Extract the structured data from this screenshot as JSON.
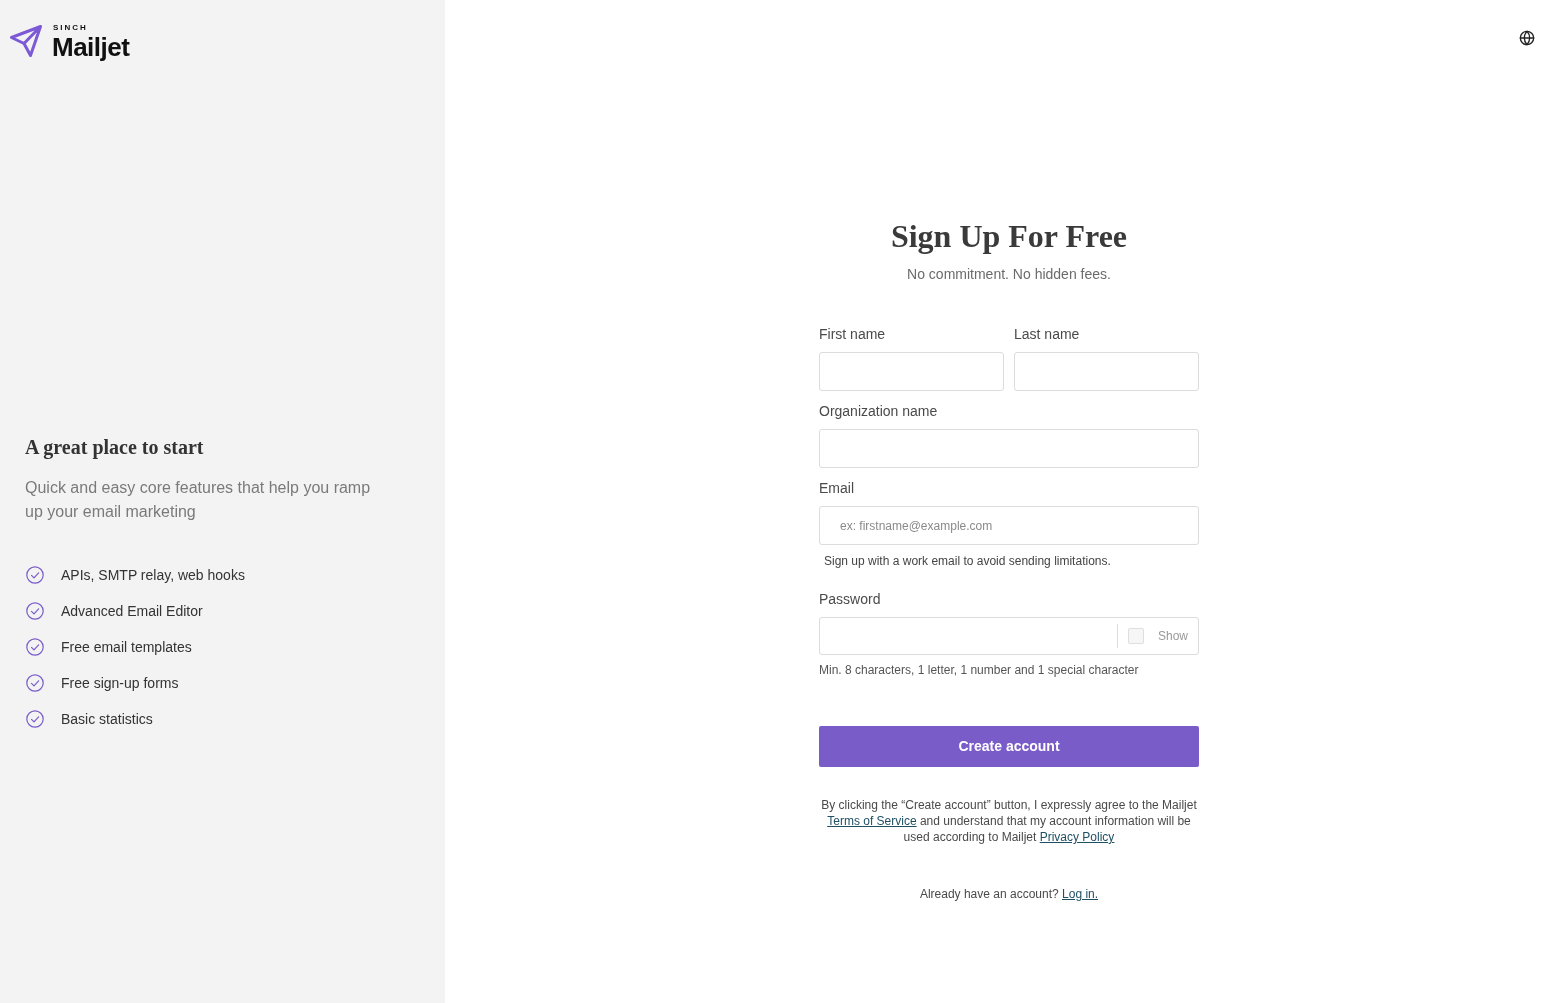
{
  "brand": {
    "tagline": "SINCH",
    "name": "Mailjet"
  },
  "sidebar": {
    "heading": "A great place to start",
    "description": "Quick and easy core features that help you ramp up your email marketing",
    "features": [
      {
        "label": "APIs, SMTP relay, web hooks"
      },
      {
        "label": "Advanced Email Editor"
      },
      {
        "label": "Free email templates"
      },
      {
        "label": "Free sign-up forms"
      },
      {
        "label": "Basic statistics"
      }
    ]
  },
  "form": {
    "title": "Sign Up For Free",
    "subtitle": "No commitment. No hidden fees.",
    "name_fields": [
      {
        "label": "First name"
      },
      {
        "label": "Last name"
      }
    ],
    "organization": {
      "label": "Organization name"
    },
    "email": {
      "label": "Email",
      "placeholder": "ex: firstname@example.com",
      "hint": "Sign up with a work email to avoid sending limitations."
    },
    "password": {
      "label": "Password",
      "show_toggle": {
        "label": "Show",
        "checked": false
      },
      "hint": "Min. 8 characters, 1 letter, 1 number and 1 special character"
    },
    "submit": "Create account",
    "legal": [
      {
        "kind": "text",
        "text": "By clicking the “Create account” button, I expressly agree to the Mailjet "
      },
      {
        "kind": "link",
        "text": "Terms of Service"
      },
      {
        "kind": "text",
        "text": " and understand that my account information will be used according to Mailjet "
      },
      {
        "kind": "link",
        "text": "Privacy Policy"
      }
    ],
    "login": [
      {
        "kind": "text",
        "text": "Already have an account? "
      },
      {
        "kind": "link",
        "text": "Log in."
      }
    ]
  }
}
----
EXERCISE GOAL: From the records above, copy every line that holds the word "account".

RESPONSE TO THE EXERCISE:
    "submit": "Create account",
        "text": "By clicking the “Create account” button, I expressly agree to the Mailjet "
        "text": " and understand that my account information will be used according to Mailjet "
        "text": "Already have an account? "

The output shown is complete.